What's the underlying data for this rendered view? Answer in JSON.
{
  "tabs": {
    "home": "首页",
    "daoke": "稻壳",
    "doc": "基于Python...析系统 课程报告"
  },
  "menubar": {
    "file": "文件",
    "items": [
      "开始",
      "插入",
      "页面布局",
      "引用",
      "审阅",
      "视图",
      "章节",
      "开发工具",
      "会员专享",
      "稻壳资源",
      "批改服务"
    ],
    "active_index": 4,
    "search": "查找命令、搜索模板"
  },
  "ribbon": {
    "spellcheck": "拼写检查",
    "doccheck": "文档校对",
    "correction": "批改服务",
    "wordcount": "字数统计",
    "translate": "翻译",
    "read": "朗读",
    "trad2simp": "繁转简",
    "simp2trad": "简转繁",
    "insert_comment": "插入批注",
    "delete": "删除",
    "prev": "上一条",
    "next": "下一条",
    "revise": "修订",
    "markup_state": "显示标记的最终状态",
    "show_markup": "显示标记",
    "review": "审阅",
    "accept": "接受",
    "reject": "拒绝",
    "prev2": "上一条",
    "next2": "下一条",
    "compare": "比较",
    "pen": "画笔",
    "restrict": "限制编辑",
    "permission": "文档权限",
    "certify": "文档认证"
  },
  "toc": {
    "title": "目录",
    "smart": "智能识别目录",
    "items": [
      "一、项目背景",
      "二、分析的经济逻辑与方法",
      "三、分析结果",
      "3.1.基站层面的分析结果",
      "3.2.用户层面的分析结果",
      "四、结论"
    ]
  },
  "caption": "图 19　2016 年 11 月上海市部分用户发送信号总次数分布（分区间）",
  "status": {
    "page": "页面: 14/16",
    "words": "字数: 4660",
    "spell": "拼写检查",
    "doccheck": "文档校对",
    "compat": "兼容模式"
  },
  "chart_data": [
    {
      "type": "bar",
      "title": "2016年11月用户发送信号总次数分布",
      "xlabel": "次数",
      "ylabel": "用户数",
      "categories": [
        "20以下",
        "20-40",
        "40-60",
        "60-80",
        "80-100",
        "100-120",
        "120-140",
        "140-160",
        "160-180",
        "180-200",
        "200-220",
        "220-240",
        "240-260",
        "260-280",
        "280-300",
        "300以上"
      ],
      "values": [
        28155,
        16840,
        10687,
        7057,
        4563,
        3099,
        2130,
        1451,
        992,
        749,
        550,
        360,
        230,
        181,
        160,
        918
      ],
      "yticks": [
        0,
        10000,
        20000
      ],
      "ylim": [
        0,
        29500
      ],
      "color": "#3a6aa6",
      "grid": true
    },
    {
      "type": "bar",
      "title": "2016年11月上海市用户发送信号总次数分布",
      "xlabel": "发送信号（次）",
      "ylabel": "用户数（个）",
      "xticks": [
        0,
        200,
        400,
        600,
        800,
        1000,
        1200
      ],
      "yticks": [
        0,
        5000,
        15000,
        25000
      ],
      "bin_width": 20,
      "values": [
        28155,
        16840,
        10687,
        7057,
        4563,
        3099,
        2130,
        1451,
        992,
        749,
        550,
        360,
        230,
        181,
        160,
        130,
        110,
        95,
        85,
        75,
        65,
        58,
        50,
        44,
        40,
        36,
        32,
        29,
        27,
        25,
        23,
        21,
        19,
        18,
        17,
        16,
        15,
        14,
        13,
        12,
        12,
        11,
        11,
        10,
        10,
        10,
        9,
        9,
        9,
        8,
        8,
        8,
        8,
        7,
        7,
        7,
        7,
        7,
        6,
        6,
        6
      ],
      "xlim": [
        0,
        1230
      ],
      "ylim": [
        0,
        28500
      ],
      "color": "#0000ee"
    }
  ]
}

---

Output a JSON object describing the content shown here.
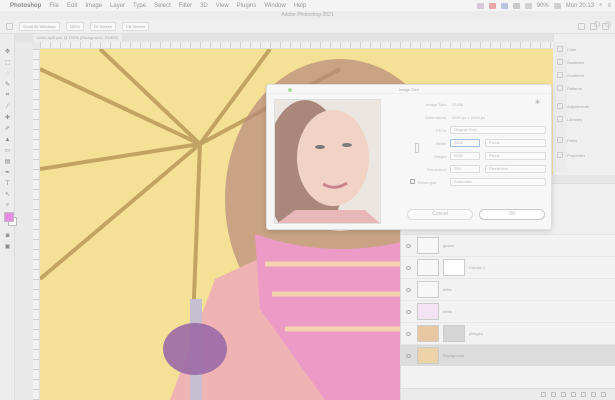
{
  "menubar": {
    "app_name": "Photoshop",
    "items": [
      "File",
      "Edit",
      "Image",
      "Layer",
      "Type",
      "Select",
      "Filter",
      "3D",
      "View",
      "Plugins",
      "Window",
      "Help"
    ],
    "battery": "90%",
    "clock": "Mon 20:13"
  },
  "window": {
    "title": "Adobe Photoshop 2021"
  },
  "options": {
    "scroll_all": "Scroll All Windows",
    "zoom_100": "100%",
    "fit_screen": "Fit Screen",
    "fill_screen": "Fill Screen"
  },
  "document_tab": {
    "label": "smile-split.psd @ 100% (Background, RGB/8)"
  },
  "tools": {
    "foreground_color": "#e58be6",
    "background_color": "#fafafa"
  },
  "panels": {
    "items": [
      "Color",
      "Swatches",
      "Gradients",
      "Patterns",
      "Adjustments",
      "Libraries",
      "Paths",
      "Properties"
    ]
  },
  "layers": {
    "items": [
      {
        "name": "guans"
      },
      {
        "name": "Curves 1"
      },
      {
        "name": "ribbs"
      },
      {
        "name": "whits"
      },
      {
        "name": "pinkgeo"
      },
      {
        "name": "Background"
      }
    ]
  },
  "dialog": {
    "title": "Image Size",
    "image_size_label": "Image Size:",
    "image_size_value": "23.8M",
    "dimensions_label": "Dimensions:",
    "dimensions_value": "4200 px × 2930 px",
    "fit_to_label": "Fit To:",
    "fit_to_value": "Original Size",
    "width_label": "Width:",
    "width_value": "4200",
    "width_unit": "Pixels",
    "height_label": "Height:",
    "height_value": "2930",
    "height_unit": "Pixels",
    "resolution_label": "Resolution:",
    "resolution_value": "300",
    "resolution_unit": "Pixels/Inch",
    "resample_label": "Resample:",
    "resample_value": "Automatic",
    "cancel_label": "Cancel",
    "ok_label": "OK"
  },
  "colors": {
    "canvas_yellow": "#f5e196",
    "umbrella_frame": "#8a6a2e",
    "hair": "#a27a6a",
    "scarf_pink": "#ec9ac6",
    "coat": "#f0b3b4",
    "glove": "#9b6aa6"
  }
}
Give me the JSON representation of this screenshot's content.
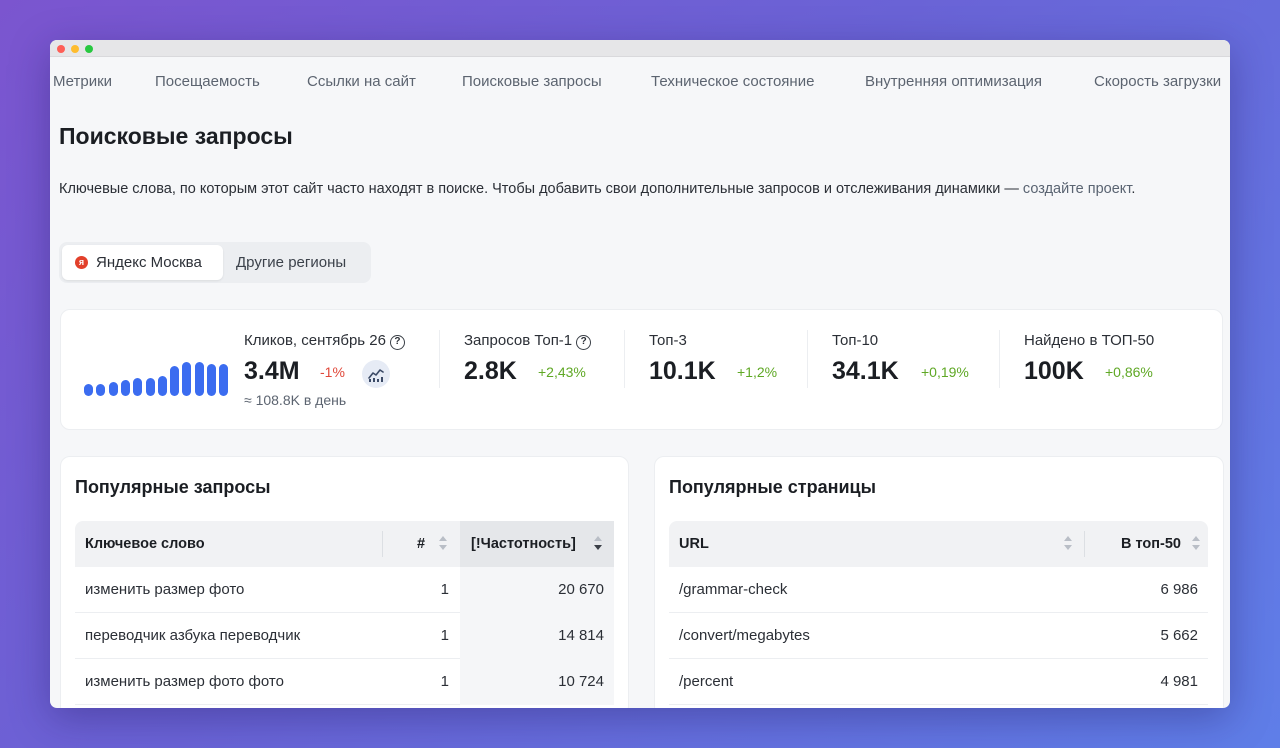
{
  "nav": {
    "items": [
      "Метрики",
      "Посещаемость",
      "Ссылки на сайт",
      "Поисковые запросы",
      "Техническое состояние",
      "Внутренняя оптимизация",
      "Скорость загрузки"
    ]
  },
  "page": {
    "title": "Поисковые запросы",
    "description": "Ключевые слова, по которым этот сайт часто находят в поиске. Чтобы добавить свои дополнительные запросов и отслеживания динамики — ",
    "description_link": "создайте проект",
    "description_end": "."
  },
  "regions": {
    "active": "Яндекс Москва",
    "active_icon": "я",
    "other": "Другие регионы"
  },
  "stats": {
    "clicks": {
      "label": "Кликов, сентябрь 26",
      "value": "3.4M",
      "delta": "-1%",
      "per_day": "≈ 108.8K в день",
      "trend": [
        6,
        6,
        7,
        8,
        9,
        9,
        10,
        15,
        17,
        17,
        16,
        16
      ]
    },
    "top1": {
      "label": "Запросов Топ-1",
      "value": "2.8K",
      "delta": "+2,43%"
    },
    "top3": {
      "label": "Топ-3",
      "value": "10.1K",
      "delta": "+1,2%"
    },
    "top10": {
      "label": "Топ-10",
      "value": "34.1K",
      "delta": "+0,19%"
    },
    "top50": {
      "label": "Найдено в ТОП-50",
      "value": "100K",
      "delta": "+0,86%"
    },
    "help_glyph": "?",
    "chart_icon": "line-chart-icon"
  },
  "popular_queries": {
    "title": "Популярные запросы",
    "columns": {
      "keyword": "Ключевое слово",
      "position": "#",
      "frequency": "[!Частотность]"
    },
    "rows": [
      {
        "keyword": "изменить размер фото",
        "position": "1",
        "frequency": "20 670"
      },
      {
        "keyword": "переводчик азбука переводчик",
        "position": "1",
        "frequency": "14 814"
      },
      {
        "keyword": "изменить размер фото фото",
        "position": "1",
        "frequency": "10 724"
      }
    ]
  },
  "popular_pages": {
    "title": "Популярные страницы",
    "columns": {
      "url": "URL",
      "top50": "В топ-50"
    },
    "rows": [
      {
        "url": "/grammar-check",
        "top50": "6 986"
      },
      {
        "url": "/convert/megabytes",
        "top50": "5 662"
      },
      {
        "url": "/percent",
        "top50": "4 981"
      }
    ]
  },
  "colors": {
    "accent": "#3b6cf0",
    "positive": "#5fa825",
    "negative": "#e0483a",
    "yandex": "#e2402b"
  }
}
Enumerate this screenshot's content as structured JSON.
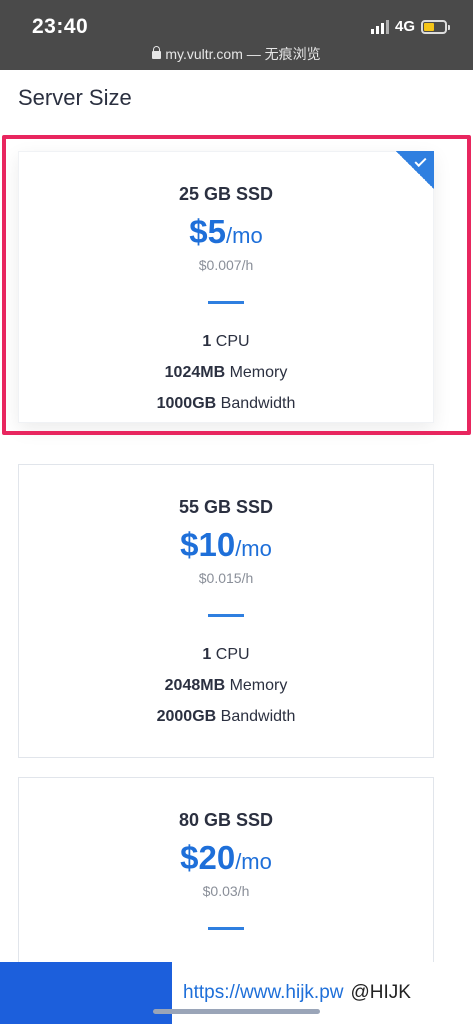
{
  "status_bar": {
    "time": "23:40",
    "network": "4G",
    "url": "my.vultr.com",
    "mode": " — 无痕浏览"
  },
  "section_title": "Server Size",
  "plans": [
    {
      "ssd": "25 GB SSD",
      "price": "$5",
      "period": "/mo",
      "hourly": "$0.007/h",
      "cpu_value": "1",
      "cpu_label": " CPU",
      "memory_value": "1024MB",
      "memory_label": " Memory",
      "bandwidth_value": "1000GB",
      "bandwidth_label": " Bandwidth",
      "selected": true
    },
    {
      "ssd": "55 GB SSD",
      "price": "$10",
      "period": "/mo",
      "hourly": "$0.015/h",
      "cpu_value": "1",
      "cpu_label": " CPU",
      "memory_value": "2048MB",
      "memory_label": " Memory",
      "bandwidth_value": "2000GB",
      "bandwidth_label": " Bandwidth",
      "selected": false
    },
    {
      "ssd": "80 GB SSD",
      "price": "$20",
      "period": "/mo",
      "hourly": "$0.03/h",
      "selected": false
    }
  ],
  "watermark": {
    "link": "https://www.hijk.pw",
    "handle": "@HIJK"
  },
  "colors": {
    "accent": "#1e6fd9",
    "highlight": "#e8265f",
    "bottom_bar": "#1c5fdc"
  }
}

• _What you should do_
Please list every line of the records that contains "delta".

• _The response_
      "delta": "-1%",
      "delta": "+2,43%"
      "delta": "+1,2%"
      "delta": "+0,19%"
      "delta": "+0,86%"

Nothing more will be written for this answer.